Records follow. Pull out every line that contains "derivative".

==============================

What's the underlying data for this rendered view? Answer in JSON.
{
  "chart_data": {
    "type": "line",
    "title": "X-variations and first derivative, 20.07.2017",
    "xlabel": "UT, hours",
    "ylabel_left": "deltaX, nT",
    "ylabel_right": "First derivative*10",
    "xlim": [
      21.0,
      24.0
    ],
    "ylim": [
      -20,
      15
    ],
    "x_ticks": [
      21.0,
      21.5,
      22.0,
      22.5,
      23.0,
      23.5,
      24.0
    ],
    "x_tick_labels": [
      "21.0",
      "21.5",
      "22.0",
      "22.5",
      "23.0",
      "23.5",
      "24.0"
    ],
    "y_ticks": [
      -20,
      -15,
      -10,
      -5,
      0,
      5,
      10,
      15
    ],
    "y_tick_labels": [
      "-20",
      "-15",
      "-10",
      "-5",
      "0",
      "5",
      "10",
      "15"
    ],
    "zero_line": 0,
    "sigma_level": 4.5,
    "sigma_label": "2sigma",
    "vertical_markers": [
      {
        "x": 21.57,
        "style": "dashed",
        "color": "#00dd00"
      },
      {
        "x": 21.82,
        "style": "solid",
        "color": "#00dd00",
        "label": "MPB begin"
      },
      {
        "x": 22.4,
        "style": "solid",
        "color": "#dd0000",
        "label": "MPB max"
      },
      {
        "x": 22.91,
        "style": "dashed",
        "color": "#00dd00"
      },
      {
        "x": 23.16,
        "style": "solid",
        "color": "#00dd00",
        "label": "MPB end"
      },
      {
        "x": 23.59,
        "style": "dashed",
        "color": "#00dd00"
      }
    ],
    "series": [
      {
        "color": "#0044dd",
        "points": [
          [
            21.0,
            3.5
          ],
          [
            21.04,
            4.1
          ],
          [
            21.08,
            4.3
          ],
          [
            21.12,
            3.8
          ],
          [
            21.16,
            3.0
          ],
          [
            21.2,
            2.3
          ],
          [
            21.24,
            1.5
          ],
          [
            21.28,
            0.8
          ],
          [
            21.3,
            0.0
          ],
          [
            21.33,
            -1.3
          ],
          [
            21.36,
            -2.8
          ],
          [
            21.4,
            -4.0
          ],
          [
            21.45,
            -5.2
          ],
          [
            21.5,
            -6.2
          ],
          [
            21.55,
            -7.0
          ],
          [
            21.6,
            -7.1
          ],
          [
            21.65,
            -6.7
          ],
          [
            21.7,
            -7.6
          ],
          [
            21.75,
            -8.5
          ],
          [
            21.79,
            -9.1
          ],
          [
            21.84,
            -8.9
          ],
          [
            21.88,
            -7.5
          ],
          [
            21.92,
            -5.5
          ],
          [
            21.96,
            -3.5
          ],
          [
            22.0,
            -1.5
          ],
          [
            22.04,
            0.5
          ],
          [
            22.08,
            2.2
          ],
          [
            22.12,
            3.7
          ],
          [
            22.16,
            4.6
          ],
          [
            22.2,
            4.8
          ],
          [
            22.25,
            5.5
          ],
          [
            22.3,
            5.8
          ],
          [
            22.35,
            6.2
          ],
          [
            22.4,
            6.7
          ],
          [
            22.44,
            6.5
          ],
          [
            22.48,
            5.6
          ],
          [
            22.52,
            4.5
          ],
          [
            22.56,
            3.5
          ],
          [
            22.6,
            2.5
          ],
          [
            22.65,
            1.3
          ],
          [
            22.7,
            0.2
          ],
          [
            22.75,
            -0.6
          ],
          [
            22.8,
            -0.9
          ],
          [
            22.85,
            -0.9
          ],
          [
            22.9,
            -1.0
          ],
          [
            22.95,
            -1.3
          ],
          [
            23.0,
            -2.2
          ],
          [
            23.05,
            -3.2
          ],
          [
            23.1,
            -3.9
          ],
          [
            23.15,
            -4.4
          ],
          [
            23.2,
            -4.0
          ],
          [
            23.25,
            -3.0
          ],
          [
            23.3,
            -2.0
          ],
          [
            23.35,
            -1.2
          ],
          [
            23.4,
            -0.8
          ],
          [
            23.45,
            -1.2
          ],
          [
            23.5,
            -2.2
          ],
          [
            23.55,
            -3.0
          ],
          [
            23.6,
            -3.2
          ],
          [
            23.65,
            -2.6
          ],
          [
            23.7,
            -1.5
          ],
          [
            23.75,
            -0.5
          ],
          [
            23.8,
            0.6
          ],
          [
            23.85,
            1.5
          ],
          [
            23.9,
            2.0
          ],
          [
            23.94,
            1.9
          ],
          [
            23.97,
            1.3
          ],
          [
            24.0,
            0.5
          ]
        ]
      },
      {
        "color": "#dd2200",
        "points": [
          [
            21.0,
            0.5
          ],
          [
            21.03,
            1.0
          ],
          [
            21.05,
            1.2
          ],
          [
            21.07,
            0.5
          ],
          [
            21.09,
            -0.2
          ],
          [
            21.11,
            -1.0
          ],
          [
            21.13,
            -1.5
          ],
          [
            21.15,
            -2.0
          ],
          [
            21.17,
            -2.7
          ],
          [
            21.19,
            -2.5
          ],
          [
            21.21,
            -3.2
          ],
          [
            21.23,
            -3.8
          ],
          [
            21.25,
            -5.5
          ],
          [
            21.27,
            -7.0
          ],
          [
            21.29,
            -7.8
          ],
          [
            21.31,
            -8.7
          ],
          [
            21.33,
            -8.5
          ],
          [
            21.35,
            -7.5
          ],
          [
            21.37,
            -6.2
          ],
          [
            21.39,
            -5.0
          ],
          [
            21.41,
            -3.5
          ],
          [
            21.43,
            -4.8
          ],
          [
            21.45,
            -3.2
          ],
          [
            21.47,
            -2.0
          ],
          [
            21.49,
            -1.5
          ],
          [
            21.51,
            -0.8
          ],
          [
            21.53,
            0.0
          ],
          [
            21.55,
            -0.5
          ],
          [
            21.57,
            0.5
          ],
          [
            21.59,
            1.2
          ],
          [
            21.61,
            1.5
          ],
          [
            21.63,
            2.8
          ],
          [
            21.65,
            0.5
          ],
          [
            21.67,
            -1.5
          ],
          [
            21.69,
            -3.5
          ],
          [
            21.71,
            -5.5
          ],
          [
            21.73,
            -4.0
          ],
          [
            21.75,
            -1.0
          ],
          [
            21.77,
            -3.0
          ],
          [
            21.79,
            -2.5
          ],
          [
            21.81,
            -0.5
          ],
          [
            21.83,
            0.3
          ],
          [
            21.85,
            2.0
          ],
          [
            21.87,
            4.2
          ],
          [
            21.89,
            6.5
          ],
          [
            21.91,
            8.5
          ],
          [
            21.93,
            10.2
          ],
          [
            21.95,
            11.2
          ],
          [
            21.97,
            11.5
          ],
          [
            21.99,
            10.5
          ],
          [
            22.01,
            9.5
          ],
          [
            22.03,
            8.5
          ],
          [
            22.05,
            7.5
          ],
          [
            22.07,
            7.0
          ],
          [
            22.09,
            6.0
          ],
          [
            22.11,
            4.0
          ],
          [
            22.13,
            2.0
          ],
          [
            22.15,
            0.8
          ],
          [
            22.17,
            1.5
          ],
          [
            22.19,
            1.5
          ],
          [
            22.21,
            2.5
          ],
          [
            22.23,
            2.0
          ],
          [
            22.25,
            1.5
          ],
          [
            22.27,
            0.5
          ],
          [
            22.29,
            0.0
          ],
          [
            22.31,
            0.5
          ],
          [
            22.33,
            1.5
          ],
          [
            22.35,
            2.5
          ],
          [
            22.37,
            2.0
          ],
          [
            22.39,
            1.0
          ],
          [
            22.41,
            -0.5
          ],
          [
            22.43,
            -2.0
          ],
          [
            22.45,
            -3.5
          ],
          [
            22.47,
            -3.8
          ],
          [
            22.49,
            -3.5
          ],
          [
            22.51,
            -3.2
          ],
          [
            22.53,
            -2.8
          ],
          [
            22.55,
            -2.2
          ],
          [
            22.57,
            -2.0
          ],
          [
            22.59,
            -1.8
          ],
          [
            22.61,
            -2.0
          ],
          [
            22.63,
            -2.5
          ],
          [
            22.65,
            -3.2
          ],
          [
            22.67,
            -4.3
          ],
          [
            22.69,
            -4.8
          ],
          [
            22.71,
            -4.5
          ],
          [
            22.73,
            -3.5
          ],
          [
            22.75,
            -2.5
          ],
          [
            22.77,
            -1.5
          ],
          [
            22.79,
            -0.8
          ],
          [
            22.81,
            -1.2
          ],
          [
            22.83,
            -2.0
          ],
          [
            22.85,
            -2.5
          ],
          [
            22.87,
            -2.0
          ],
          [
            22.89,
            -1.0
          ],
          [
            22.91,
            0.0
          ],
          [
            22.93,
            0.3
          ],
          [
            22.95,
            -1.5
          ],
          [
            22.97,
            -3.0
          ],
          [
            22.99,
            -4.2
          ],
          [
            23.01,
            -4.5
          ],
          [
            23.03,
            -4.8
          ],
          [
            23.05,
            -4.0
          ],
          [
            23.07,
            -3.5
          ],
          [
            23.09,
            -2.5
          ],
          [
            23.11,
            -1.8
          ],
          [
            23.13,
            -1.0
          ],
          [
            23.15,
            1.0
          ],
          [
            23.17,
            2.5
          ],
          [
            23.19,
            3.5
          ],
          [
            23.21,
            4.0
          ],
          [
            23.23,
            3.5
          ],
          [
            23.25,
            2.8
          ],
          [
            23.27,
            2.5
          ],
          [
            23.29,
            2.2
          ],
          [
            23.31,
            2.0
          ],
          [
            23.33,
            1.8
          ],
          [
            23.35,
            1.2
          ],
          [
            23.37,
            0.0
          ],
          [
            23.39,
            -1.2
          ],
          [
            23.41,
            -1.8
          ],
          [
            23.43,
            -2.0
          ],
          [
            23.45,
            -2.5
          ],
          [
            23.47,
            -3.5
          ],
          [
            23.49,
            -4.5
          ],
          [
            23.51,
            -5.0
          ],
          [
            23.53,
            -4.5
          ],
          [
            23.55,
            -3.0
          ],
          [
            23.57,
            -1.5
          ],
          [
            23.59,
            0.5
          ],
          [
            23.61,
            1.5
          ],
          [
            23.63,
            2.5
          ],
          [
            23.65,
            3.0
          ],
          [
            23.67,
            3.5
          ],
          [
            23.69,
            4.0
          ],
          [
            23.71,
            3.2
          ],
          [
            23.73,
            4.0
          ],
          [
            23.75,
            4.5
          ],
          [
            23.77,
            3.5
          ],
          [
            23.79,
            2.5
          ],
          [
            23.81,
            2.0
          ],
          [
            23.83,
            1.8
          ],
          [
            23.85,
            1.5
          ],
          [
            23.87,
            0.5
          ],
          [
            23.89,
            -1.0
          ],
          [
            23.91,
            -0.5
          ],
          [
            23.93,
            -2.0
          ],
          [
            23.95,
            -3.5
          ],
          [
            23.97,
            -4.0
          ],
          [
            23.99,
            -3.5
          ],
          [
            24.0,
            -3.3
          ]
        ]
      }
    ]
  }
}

==============================

*ANSWER TO THE TASK:*
    "title": "X-variations and first derivative, 20.07.2017",
    "ylabel_right": "First derivative*10",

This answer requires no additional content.